- PROBLEM REQUIREMENTS
In the listing below, count each line containing "questo" and answer with the count only.

** begin INPUT **

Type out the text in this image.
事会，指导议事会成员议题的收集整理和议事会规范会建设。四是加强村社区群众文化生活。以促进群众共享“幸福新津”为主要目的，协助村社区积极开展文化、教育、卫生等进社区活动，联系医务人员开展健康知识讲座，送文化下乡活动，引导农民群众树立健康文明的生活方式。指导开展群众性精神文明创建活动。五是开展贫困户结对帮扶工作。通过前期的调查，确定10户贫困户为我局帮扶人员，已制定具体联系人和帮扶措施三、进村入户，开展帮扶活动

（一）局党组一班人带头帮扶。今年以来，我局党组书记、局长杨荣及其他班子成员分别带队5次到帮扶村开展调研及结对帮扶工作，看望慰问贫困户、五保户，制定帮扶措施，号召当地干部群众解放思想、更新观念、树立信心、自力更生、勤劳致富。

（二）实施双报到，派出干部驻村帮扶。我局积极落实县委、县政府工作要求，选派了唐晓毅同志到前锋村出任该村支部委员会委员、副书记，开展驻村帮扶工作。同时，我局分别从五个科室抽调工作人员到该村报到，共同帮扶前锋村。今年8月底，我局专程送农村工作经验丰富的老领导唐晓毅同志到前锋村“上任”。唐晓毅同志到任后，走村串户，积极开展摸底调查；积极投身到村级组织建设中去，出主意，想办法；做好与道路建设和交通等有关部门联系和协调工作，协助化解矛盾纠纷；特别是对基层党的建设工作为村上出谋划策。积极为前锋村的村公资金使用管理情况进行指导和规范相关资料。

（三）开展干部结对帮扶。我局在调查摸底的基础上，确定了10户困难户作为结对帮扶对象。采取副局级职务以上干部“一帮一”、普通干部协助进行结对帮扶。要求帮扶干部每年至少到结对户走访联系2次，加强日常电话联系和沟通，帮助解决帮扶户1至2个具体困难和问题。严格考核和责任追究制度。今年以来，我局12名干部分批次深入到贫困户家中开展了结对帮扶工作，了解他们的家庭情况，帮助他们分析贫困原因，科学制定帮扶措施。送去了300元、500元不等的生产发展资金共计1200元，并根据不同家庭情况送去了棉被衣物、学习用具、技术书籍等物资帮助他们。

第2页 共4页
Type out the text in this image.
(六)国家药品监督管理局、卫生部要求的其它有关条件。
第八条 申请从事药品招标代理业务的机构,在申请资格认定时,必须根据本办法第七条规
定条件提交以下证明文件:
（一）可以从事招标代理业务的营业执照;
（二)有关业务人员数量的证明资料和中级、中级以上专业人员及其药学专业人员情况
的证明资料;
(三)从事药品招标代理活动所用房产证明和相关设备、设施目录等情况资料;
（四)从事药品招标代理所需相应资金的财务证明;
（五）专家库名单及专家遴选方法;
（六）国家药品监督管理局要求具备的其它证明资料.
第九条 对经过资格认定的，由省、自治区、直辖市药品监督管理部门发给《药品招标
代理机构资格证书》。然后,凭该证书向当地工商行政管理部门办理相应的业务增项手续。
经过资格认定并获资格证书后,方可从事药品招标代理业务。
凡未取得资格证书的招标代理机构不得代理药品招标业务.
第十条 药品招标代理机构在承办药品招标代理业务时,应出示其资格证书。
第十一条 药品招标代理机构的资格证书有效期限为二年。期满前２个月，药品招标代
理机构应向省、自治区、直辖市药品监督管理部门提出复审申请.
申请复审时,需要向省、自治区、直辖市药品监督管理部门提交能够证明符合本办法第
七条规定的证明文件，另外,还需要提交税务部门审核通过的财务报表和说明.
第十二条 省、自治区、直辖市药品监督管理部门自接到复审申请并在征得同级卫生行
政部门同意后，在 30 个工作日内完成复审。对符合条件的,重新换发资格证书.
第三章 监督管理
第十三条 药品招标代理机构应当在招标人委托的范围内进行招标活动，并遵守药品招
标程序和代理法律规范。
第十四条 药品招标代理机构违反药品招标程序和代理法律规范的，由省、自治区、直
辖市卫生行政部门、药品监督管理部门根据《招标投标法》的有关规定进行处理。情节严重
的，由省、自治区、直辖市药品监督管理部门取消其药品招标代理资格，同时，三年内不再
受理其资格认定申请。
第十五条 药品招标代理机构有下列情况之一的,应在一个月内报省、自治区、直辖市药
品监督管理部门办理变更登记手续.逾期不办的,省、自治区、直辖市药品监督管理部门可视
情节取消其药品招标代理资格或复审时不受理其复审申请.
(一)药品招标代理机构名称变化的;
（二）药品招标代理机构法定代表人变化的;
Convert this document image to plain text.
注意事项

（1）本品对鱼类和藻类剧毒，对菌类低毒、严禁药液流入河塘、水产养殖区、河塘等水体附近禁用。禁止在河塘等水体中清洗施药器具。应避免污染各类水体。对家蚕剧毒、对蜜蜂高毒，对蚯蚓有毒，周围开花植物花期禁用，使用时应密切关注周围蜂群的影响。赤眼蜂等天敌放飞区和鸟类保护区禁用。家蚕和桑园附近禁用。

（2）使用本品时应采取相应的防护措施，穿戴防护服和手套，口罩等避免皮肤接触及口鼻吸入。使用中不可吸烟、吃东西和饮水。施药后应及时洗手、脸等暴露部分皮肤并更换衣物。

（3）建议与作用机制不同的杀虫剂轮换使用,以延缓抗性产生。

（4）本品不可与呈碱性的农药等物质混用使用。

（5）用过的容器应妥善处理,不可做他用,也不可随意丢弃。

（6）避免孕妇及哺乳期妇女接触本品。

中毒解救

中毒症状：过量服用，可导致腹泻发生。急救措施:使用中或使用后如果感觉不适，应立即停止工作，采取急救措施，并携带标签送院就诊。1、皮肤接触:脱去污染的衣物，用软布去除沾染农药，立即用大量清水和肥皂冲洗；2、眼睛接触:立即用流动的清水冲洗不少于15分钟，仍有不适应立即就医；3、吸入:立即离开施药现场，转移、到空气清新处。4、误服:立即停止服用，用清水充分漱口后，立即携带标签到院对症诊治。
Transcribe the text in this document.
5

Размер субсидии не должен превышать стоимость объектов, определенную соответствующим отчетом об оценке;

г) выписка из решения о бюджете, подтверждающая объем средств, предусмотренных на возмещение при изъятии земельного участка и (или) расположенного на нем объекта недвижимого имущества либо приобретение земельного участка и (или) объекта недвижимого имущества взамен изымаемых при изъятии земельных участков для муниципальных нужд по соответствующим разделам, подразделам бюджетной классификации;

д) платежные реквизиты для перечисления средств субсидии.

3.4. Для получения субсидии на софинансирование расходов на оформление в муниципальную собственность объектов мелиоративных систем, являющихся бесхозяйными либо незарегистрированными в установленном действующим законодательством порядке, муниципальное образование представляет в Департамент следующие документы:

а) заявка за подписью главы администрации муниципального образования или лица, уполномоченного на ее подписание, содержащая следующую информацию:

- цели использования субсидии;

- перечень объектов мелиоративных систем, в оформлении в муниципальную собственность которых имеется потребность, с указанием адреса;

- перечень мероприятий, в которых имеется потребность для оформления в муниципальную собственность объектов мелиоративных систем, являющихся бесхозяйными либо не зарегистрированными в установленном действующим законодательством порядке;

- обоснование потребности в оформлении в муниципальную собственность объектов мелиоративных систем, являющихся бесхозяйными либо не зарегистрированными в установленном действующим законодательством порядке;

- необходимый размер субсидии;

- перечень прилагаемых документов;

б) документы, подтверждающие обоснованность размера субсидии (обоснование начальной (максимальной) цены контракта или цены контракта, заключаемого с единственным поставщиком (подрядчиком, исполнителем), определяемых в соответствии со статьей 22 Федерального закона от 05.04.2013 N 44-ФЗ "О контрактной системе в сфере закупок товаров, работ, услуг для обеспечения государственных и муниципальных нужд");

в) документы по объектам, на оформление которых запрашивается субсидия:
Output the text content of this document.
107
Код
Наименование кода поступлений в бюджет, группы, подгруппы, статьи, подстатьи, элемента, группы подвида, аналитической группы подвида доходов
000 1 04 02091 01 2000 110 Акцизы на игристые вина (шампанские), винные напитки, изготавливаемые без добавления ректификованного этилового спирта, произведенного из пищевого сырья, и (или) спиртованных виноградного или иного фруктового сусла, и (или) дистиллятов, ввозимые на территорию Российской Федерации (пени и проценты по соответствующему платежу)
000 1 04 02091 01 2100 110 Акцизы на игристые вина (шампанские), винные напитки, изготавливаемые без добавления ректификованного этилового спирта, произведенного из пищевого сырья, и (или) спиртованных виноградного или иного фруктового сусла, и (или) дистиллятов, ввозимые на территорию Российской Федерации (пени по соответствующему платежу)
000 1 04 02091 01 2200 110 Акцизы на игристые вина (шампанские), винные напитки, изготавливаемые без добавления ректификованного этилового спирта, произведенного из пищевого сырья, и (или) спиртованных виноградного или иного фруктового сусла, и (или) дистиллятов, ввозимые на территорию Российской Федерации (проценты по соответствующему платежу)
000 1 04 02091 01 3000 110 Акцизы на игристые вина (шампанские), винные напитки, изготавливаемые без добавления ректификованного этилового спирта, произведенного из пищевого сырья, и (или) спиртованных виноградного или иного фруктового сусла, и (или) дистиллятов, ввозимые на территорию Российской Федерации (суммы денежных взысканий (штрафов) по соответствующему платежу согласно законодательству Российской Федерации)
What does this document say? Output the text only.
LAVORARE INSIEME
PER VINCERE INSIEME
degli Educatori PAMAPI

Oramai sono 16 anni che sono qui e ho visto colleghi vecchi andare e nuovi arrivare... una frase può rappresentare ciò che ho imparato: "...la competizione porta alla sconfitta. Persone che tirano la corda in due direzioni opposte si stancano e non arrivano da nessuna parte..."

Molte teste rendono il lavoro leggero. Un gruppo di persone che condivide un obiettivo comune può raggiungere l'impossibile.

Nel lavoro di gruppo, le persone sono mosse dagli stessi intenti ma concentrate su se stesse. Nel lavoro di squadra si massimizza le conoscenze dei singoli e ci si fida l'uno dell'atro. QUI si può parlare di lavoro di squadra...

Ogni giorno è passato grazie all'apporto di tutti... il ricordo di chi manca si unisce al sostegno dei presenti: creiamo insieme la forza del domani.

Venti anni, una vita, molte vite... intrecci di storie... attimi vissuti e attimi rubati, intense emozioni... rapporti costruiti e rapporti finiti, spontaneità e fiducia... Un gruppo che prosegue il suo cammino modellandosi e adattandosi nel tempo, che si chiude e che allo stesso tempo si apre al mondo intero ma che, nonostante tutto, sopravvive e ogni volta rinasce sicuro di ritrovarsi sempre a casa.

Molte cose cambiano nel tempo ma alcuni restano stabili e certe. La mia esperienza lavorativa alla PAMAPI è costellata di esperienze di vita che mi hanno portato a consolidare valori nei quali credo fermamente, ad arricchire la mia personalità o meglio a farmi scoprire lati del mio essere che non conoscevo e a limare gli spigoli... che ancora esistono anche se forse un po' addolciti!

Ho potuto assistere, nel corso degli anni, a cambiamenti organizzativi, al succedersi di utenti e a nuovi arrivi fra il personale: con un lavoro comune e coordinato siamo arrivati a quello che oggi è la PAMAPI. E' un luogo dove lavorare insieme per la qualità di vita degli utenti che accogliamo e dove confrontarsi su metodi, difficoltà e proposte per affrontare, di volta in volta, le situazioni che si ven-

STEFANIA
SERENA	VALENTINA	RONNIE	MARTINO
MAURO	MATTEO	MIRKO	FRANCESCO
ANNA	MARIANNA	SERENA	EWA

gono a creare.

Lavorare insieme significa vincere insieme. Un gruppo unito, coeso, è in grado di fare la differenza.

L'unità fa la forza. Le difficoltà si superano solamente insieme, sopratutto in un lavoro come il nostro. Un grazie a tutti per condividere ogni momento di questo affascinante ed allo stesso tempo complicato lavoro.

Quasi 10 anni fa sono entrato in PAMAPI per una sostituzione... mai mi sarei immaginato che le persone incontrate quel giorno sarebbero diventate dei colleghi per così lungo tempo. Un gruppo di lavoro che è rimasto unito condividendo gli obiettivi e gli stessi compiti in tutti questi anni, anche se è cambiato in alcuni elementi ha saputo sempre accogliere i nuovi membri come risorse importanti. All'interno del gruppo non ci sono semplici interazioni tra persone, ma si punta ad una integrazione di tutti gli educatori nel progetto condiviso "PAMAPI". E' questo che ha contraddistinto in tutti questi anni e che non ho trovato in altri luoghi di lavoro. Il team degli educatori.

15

** end INPUT **

- WRITTEN SOLUTION
2